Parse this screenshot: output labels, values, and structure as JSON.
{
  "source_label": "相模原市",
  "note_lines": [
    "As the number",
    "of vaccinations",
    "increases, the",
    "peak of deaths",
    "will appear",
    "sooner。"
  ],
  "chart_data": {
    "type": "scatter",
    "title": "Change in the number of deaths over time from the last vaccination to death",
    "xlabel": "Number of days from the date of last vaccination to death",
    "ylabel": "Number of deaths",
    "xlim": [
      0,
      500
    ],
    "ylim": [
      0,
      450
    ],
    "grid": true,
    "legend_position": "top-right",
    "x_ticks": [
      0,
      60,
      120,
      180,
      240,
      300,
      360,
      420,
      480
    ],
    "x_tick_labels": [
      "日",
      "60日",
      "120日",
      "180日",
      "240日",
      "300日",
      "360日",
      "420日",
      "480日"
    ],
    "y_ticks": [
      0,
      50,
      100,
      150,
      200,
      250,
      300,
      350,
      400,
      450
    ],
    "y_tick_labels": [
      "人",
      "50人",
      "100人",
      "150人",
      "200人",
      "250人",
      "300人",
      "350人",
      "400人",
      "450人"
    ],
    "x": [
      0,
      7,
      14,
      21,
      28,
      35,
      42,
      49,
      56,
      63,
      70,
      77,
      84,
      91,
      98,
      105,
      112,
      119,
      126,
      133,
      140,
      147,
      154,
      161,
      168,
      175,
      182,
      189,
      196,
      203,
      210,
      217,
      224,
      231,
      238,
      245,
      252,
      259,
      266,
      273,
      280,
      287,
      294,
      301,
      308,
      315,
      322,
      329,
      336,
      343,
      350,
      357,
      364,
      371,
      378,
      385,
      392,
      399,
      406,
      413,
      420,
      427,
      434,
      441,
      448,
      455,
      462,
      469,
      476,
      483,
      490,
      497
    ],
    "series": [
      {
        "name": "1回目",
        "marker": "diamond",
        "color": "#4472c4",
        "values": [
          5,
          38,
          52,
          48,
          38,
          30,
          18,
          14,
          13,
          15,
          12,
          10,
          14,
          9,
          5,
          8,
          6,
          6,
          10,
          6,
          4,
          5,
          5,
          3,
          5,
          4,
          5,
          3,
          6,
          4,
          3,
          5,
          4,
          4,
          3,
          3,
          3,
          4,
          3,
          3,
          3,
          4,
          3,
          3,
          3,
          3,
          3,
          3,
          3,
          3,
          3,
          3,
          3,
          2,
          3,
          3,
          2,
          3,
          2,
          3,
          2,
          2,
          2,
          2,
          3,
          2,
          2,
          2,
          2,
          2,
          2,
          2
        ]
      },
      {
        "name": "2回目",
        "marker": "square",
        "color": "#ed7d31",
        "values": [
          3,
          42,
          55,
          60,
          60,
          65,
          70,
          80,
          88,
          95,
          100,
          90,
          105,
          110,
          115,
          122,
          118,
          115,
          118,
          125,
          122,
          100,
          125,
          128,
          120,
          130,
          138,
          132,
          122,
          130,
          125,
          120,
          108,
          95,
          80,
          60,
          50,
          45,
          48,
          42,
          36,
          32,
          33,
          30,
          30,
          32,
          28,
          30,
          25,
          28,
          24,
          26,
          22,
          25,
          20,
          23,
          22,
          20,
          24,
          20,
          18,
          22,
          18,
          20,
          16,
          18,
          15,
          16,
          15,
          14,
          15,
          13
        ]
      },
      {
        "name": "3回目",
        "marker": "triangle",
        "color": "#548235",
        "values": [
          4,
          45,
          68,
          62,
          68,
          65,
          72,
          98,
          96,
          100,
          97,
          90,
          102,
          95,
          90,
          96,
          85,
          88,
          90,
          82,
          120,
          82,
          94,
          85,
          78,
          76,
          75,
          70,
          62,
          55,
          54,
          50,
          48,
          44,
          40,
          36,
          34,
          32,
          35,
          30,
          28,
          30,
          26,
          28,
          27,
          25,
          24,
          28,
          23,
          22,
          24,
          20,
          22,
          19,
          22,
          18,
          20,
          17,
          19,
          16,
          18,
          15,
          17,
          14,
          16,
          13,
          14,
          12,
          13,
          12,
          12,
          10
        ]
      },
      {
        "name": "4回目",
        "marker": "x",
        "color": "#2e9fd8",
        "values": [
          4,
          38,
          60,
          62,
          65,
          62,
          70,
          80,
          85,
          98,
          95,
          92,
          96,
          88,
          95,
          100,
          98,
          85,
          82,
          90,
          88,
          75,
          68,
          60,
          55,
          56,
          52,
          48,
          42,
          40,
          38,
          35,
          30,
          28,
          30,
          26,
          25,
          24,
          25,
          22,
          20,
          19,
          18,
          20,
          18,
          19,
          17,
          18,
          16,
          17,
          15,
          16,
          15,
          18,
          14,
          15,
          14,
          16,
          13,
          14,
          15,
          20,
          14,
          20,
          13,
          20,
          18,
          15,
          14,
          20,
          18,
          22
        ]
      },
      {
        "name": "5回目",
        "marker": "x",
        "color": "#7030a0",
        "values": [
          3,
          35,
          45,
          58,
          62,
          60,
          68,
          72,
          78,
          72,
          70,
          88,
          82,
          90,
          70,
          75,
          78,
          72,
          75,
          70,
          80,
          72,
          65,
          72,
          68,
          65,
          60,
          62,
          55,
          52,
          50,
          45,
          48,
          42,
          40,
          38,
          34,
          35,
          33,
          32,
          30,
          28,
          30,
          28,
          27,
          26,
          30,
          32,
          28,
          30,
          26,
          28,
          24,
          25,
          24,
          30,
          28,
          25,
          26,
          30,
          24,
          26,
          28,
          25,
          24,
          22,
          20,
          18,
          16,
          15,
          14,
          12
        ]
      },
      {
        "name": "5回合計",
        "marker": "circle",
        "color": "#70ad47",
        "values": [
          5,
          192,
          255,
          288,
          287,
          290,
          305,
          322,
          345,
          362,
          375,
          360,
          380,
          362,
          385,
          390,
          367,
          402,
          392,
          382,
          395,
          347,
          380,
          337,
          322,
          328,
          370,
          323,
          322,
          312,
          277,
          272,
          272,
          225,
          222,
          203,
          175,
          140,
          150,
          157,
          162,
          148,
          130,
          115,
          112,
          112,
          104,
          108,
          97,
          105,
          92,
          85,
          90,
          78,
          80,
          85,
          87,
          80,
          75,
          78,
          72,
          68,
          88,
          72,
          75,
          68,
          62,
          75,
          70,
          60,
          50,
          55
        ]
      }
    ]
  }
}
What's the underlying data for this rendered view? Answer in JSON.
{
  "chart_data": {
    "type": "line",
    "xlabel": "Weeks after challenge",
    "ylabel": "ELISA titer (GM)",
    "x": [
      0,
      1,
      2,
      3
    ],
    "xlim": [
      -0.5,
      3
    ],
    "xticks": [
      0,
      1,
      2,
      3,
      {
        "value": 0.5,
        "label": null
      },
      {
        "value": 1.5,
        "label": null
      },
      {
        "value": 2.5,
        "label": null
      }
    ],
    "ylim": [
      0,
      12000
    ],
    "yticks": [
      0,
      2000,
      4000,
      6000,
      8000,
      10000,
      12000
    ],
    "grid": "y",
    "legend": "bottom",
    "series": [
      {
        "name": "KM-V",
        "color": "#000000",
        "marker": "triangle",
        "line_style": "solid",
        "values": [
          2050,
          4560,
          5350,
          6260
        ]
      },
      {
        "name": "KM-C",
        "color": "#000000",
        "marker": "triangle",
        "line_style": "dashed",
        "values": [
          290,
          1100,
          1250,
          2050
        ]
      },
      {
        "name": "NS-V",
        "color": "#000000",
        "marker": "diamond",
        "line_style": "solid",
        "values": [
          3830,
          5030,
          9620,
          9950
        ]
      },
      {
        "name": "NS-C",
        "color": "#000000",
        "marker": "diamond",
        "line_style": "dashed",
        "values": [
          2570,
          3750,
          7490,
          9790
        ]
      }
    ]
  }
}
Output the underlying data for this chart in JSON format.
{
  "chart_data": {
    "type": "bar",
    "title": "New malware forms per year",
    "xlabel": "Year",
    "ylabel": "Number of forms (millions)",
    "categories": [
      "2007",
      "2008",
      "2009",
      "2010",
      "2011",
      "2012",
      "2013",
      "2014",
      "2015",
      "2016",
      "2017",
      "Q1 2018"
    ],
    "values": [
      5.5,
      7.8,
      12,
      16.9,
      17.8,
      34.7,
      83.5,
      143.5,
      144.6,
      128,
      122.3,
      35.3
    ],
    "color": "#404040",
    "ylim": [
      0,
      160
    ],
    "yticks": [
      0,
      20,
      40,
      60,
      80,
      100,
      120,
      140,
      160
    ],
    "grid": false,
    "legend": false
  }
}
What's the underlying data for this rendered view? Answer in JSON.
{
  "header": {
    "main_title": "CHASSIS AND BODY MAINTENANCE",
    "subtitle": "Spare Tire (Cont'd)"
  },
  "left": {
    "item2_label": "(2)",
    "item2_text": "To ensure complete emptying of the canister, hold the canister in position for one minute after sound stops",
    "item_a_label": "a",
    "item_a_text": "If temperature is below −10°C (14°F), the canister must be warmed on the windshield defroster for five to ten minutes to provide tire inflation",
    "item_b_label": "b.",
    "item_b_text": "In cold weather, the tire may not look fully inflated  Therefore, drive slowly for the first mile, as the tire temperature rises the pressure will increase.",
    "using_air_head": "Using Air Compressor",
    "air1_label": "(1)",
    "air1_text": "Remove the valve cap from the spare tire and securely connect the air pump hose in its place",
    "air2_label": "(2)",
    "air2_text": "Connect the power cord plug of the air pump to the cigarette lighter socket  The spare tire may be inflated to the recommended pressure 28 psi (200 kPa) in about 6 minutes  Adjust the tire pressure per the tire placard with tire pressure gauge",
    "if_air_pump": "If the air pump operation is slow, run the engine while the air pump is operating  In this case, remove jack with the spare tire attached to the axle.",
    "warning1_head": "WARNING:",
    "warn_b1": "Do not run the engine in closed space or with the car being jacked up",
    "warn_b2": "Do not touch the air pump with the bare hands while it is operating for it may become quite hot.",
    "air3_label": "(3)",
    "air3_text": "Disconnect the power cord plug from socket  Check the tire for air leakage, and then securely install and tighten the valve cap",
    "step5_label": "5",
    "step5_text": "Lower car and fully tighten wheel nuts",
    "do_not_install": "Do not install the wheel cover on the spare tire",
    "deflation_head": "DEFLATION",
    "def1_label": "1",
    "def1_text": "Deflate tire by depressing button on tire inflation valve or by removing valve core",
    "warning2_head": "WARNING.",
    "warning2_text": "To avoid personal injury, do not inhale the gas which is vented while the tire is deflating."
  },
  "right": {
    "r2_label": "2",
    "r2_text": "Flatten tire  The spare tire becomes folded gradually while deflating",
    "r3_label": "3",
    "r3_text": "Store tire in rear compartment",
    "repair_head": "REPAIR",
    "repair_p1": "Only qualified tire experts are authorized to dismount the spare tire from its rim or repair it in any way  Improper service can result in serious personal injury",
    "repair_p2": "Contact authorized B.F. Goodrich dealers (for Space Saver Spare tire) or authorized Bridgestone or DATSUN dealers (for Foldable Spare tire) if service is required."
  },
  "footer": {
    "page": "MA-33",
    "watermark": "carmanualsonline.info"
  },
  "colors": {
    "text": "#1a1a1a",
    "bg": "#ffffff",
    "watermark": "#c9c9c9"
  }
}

*-*-*

STATED PROBLEM
Give the number of lines containing the word "install". No other answer is needed.

FULL ANSWER
2